┌────────

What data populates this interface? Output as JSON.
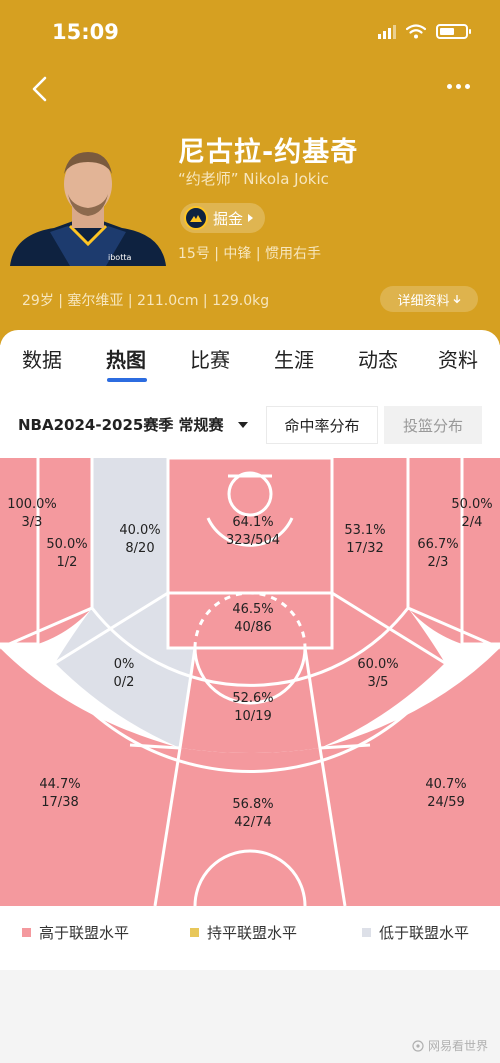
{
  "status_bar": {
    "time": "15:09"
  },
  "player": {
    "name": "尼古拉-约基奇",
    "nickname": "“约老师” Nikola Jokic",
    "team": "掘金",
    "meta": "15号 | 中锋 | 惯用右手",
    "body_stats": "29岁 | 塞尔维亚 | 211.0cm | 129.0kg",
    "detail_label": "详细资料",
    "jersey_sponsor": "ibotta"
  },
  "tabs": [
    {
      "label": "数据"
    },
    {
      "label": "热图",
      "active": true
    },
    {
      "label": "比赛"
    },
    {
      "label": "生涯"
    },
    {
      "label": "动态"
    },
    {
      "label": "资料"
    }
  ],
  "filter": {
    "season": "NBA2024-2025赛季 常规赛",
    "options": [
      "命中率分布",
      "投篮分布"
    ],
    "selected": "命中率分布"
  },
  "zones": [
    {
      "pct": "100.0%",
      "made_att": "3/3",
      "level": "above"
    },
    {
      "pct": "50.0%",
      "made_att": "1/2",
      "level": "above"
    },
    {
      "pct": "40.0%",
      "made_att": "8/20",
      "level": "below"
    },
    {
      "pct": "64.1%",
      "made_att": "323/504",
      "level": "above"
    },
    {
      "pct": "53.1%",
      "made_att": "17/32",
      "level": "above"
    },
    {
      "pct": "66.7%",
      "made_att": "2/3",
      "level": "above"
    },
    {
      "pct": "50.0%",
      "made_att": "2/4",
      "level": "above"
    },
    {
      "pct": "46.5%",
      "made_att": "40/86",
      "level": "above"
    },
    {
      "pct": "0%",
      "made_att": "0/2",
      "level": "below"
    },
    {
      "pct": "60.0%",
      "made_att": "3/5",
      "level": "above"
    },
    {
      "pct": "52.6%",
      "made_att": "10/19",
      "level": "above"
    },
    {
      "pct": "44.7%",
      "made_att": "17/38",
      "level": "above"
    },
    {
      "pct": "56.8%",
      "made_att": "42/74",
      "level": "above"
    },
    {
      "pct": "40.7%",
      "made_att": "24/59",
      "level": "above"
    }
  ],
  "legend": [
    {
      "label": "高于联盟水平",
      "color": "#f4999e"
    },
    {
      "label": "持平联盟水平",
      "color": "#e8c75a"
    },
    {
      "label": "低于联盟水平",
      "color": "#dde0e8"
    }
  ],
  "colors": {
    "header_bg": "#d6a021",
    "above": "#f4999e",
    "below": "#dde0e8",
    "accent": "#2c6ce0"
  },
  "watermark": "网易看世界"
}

└────────
┌────────

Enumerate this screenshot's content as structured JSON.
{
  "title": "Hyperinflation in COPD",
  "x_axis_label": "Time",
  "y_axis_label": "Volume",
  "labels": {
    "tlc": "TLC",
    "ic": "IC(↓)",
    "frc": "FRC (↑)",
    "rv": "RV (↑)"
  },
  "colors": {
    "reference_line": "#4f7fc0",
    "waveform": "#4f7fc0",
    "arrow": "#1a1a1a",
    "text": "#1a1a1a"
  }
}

└────────

Scan the lines for the string "this". Pick out every line that has it.

What data populates this interface? Output as JSON.
Enumerate this screenshot's content as structured JSON.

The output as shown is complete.